* BRIEF: Exclude all pictures, then copy each of the records exactly as written.

* DATASET RECORDS:
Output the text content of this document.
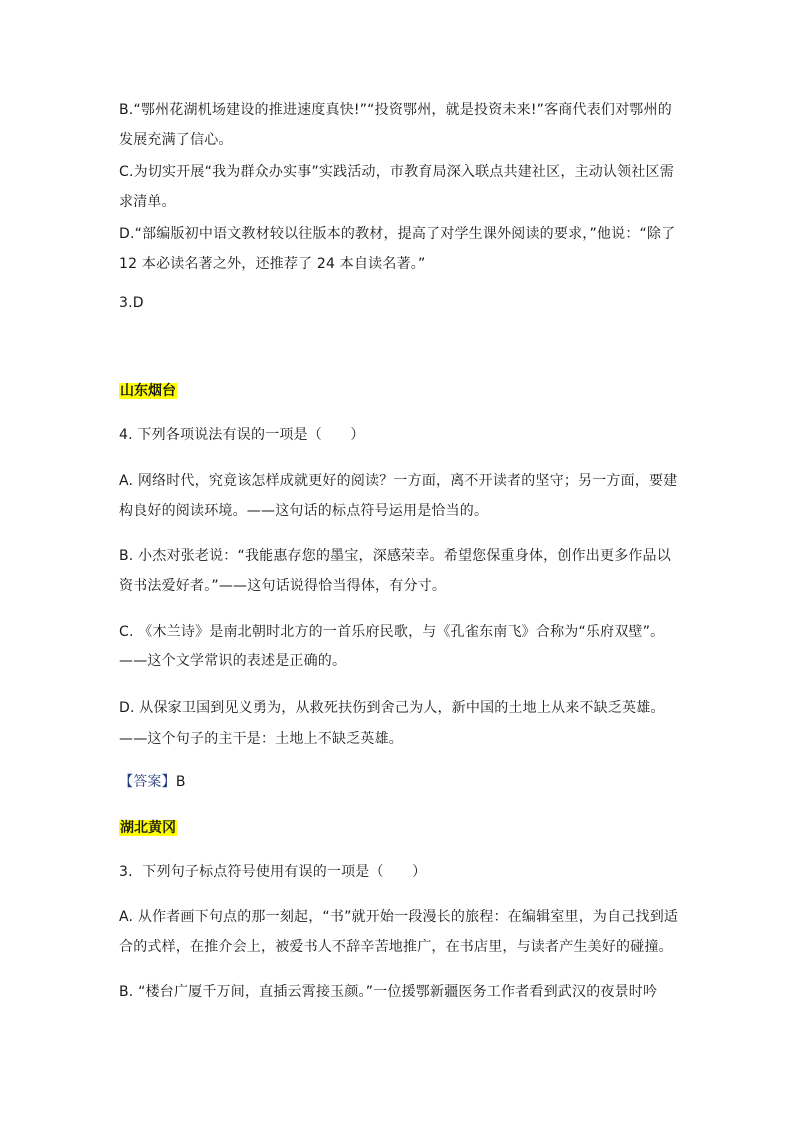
B.“鄂州花湖机场建设的推进速度真快!”“投资鄂州，就是投资未来!”客商代表们对鄂州的发展充满了信心。

C.为切实开展“我为群众办实事”实践活动，市教育局深入联点共建社区，主动认领社区需求清单。

D.“部编版初中语文教材较以往版本的教材，提高了对学生课外阅读的要求，”他说：“除了 12 本必读名著之外，还推荐了 24 本自读名著。”

3.D

山东烟台

4. 下列各项说法有误的一项是（　　）

A. 网络时代，究竟该怎样成就更好的阅读？一方面，离不开读者的坚守；另一方面，要建构良好的阅读环境。——这句话的标点符号运用是恰当的。

B. 小杰对张老说：“我能惠存您的墨宝，深感荣幸。希望您保重身体，创作出更多作品以资书法爱好者。”——这句话说得恰当得体，有分寸。

C. 《木兰诗》是南北朝时北方的一首乐府民歌，与《孔雀东南飞》合称为“乐府双壁”。

——这个文学常识的表述是正确的。

D. 从保家卫国到见义勇为，从救死扶伤到舍己为人，新中国的土地上从来不缺乏英雄。

——这个句子的主干是：土地上不缺乏英雄。

【答案】B

湖北黄冈

3．下列句子标点符号使用有误的一项是（　　）

A. 从作者画下句点的那一刻起，“书”就开始一段漫长的旅程：在编辑室里，为自己找到适合的式样，在推介会上，被爱书人不辞辛苦地推广，在书店里，与读者产生美好的碰撞。

B. “楼台广厦千万间，直插云霄接玉颜。”一位援鄂新疆医务工作者看到武汉的夜景时吟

* THE SOLUTION:
Output the text content of this document.
B.“鄂州花湖机场建设的推进速度真快!”“投资鄂州，就是投资未来!”客商代表们对鄂州的发展充满了信心。

C.为切实开展“我为群众办实事”实践活动，市教育局深入联点共建社区，主动认领社区需求清单。

D.“部编版初中语文教材较以往版本的教材，提高了对学生课外阅读的要求，”他说：“除了 12 本必读名著之外，还推荐了 24 本自读名著。”

3.D

山东烟台

4. 下列各项说法有误的一项是（　　）

A. 网络时代，究竟该怎样成就更好的阅读？一方面，离不开读者的坚守；另一方面，要建构良好的阅读环境。——这句话的标点符号运用是恰当的。

B. 小杰对张老说：“我能惠存您的墨宝，深感荣幸。希望您保重身体，创作出更多作品以资书法爱好者。”——这句话说得恰当得体，有分寸。

C. 《木兰诗》是南北朝时北方的一首乐府民歌，与《孔雀东南飞》合称为“乐府双壁”。

——这个文学常识的表述是正确的。

D. 从保家卫国到见义勇为，从救死扶伤到舍己为人，新中国的土地上从来不缺乏英雄。

——这个句子的主干是：土地上不缺乏英雄。

【答案】B

湖北黄冈

3．下列句子标点符号使用有误的一项是（　　）

A. 从作者画下句点的那一刻起，“书”就开始一段漫长的旅程：在编辑室里，为自己找到适合的式样，在推介会上，被爱书人不辞辛苦地推广，在书店里，与读者产生美好的碰撞。

B. “楼台广厦千万间，直插云霄接玉颜。”一位援鄂新疆医务工作者看到武汉的夜景时吟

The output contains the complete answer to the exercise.